**SUPPLIED DATA**
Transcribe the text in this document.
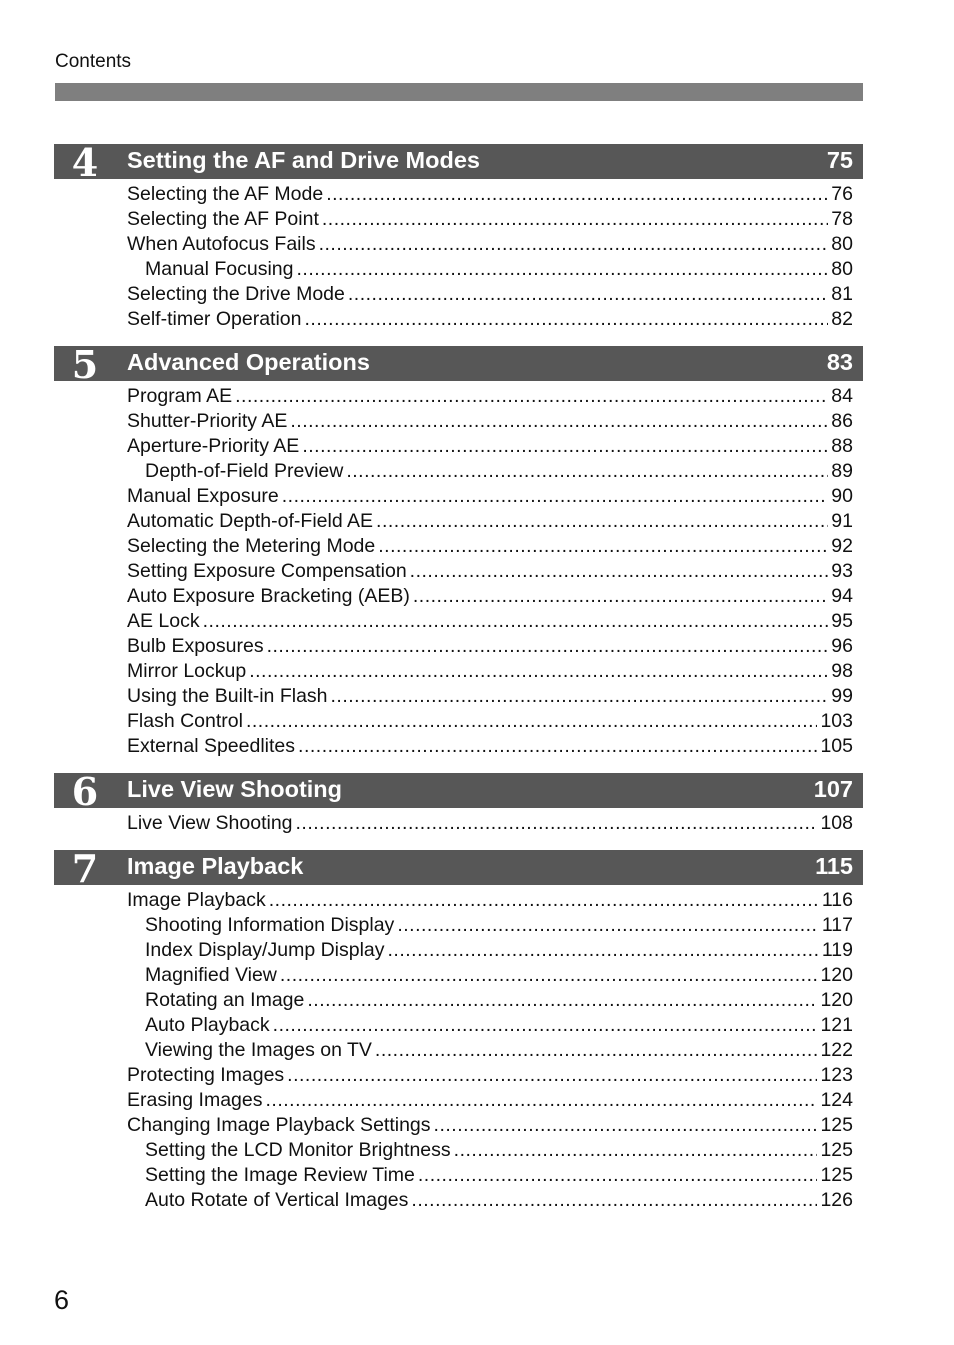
Contents
4	Setting the AF and Drive Modes	75
Selecting the AF Mode .....	76
Selecting the AF Point .....	78
When Autofocus Fails .....	80
Manual Focusing .....	80
Selecting the Drive Mode .....	81
Self-timer Operation .....	82
5	Advanced Operations	83
Program AE .....	84
Shutter-Priority AE .....	86
Aperture-Priority AE .....	88
Depth-of-Field Preview .....	89
Manual Exposure .....	90
Automatic Depth-of-Field AE .....	91
Selecting the Metering Mode .....	92
Setting Exposure Compensation .....	93
Auto Exposure Bracketing (AEB) .....	94
AE Lock .....	95
Bulb Exposures .....	96
Mirror Lockup .....	98
Using the Built-in Flash .....	99
Flash Control .....	103
External Speedlites .....	105
6	Live View Shooting	107
Live View Shooting .....	108
7	Image Playback	115
Image Playback .....	116
Shooting Information Display .....	117
Index Display/Jump Display .....	119
Magnified View .....	120
Rotating an Image .....	120
Auto Playback .....	121
Viewing the Images on TV .....	122
Protecting Images .....	123
Erasing Images .....	124
Changing Image Playback Settings .....	125
Setting the LCD Monitor Brightness .....	125
Setting the Image Review Time .....	125
Auto Rotate of Vertical Images .....	126
6
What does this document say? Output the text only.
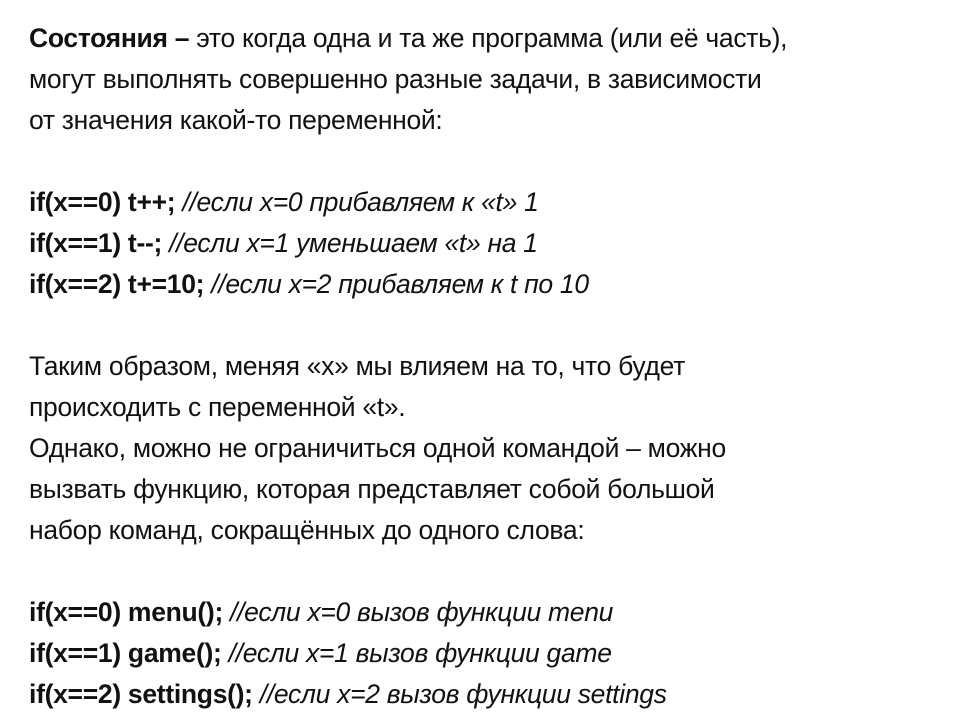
Состояния – это когда одна и та же программа (или её часть),
могут выполнять совершенно разные задачи, в зависимости
от значения какой-то переменной:
if(x==0) t++; //если x=0 прибавляем к «t» 1
if(x==1) t--; //если x=1 уменьшаем «t» на 1
if(x==2) t+=10; //если x=2 прибавляем к t по 10
Таким образом, меняя «x» мы влияем на то, что будет
происходить с переменной «t».
Однако, можно не ограничиться одной командой – можно
вызвать функцию, которая представляет собой большой
набор команд, сокращённых до одного слова:
if(x==0) menu(); //если x=0 вызов функции menu
if(x==1) game(); //если x=1 вызов функции game
if(x==2) settings(); //если x=2 вызов функции settings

**SET EXERCISE**
Starting at the line that contains "What does this", please write out every line to the end of the entries, inclusive, copied exactly and with pictures omitted.

**WORKED ANSWER**
What does this document say? Output the text only.
Состояния – это когда одна и та же программа (или её часть),
могут выполнять совершенно разные задачи, в зависимости
от значения какой-то переменной:
if(x==0) t++; //если x=0 прибавляем к «t» 1
if(x==1) t--; //если x=1 уменьшаем «t» на 1
if(x==2) t+=10; //если x=2 прибавляем к t по 10
Таким образом, меняя «x» мы влияем на то, что будет
происходить с переменной «t».
Однако, можно не ограничиться одной командой – можно
вызвать функцию, которая представляет собой большой
набор команд, сокращённых до одного слова:
if(x==0) menu(); //если x=0 вызов функции menu
if(x==1) game(); //если x=1 вызов функции game
if(x==2) settings(); //если x=2 вызов функции settings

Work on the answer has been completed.